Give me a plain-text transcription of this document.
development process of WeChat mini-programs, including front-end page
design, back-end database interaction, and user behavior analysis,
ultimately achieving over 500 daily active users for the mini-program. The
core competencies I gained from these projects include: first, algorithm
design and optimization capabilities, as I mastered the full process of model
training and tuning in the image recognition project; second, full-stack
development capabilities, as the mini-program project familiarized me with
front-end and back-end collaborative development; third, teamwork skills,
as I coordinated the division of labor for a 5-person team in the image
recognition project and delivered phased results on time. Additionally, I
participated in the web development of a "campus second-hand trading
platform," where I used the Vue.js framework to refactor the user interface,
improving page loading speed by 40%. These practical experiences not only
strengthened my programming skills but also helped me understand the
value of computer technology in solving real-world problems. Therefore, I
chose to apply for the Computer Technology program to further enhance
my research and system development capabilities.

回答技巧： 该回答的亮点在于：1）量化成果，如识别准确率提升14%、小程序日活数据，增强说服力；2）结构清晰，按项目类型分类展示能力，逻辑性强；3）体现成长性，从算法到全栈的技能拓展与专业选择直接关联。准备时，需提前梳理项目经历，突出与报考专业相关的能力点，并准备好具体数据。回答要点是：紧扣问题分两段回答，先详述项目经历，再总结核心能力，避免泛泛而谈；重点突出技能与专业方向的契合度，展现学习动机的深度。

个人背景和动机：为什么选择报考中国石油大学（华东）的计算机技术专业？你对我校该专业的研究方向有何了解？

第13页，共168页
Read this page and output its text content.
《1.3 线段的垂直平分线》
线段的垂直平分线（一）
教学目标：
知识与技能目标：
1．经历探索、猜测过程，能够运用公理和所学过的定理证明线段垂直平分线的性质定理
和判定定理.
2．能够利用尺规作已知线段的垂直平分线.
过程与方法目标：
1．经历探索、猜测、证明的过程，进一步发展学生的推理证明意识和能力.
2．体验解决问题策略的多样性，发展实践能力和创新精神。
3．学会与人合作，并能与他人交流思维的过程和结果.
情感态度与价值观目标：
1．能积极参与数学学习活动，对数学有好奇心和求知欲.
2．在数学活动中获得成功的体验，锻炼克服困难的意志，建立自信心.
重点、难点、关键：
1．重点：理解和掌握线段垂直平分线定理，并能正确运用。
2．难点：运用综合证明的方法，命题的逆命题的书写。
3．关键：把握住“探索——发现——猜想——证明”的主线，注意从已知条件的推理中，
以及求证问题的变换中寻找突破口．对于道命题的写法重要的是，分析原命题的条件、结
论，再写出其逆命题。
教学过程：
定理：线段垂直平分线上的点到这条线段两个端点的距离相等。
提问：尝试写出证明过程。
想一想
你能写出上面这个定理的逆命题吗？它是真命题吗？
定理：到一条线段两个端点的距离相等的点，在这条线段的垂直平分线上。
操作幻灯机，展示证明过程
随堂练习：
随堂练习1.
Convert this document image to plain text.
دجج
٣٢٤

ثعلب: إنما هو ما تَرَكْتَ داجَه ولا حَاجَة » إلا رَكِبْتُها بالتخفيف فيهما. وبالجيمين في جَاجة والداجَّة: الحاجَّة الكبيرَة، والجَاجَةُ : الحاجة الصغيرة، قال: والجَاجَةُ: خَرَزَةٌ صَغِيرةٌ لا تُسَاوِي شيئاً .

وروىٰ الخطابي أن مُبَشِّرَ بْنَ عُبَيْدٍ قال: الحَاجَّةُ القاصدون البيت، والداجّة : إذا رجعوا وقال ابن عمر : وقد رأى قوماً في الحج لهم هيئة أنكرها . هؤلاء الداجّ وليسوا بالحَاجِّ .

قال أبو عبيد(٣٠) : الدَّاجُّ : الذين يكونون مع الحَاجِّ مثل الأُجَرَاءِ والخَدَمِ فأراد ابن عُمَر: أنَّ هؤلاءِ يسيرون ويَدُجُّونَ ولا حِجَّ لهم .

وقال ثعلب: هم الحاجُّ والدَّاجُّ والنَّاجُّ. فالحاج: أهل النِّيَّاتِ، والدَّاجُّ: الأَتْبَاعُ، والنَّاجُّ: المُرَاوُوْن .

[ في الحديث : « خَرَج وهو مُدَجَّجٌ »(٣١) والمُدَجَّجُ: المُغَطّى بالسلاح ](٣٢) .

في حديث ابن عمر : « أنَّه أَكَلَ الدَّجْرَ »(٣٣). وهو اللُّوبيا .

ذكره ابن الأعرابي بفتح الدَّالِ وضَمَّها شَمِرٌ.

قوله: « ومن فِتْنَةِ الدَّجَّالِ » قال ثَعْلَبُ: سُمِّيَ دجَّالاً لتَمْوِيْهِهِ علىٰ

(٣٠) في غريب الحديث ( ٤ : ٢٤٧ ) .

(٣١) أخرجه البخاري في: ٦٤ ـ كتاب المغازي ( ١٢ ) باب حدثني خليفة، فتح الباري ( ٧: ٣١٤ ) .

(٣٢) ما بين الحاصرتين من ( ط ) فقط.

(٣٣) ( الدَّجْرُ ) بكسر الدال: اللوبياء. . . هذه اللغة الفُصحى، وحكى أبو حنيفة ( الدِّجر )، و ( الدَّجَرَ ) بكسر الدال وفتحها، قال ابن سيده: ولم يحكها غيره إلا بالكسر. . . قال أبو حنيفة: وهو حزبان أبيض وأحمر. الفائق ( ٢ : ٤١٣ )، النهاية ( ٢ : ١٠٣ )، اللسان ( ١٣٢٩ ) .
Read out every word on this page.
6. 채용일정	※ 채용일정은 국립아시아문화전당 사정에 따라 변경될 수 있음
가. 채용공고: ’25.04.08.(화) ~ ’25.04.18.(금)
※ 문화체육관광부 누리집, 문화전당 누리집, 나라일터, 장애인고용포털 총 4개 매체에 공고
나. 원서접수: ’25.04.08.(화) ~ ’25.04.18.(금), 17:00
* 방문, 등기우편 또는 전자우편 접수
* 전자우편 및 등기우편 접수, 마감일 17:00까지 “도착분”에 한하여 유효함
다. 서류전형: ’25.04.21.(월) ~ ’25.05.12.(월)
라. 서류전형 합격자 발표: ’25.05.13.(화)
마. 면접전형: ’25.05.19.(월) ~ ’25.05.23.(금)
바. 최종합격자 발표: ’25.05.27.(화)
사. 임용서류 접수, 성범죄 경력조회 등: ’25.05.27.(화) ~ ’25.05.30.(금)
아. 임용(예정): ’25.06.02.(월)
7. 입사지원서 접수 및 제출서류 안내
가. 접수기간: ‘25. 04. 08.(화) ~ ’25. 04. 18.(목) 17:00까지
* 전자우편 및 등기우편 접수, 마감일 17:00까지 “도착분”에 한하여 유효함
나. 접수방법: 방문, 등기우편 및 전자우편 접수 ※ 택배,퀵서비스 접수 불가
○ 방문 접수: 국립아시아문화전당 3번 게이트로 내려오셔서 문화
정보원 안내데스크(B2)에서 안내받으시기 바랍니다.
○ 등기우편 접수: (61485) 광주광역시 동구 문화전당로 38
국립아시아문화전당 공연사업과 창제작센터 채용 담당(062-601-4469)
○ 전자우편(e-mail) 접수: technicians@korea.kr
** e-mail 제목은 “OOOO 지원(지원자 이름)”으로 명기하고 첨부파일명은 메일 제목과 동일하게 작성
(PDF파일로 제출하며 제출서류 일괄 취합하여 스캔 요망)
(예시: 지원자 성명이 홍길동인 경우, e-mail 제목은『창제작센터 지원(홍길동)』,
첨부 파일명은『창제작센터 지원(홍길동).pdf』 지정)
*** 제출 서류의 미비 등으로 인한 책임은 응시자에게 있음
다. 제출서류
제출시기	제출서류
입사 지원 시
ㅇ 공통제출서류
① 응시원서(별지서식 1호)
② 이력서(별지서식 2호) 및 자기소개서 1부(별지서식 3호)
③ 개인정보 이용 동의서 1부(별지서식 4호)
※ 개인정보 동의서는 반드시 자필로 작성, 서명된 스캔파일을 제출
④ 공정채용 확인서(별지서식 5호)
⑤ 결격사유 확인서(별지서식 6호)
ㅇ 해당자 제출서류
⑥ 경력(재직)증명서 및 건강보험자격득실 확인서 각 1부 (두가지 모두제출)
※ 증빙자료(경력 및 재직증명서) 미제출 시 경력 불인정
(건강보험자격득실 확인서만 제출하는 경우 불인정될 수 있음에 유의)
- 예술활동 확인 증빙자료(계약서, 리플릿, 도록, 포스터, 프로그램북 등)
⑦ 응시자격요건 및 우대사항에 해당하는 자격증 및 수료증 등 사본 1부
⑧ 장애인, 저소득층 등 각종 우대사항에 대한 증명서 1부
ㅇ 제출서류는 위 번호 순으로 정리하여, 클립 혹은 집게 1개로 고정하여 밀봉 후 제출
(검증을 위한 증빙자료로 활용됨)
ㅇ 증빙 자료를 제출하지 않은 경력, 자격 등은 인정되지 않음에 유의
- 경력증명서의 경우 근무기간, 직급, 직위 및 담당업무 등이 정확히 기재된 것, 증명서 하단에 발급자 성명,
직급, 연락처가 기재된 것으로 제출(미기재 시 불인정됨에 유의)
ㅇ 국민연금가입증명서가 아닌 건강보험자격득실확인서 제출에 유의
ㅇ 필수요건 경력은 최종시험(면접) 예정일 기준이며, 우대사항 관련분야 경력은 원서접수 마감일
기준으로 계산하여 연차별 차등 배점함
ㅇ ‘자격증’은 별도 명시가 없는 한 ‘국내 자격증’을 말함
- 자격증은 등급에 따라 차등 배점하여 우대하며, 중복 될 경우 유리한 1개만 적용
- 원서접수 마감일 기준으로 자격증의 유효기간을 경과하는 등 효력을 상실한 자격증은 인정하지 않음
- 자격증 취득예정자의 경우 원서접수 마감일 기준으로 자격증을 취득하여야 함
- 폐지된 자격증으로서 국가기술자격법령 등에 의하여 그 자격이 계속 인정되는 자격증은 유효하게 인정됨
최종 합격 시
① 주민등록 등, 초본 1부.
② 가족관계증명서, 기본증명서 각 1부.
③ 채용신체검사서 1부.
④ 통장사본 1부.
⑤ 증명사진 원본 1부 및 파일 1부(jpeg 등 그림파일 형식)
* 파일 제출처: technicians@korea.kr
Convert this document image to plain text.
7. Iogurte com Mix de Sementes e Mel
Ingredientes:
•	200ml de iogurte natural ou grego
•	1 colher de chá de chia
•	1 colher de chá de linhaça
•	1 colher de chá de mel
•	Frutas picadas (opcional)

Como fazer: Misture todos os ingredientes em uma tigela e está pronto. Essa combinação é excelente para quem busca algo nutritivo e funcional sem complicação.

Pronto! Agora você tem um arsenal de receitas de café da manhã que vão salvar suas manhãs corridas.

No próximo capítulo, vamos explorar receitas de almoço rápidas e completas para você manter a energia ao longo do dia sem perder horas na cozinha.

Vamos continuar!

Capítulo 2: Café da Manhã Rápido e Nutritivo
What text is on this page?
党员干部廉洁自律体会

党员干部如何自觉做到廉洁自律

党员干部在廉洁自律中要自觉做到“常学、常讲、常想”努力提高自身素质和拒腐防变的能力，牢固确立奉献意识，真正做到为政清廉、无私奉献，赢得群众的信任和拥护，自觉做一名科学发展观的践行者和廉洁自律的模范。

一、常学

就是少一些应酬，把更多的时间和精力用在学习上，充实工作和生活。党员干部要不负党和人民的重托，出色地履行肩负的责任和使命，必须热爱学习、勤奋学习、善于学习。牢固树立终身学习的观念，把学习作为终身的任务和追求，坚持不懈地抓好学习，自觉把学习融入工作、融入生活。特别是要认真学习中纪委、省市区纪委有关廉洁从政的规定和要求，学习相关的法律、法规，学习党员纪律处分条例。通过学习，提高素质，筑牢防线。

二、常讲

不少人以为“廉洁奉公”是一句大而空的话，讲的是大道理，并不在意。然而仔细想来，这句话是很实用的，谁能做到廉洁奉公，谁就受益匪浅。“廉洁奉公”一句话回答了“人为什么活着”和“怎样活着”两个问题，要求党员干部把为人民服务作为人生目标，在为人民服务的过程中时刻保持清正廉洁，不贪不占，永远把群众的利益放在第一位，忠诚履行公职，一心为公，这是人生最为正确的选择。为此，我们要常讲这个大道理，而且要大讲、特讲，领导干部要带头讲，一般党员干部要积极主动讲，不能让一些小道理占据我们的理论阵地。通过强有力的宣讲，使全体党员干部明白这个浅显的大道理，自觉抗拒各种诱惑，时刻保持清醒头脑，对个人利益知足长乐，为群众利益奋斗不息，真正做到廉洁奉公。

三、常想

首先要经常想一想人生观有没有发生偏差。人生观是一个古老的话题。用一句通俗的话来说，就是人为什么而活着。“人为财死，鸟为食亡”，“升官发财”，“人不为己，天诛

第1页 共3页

^^^^^^^^

Copy every line in the listing above where the string "经历探索" turns up.

1．经历探索、猜测过程，能够运用公理和所学过的定理证明线段垂直平分线的性质定理
1．经历探索、猜测、证明的过程，进一步发展学生的推理证明意识和能力.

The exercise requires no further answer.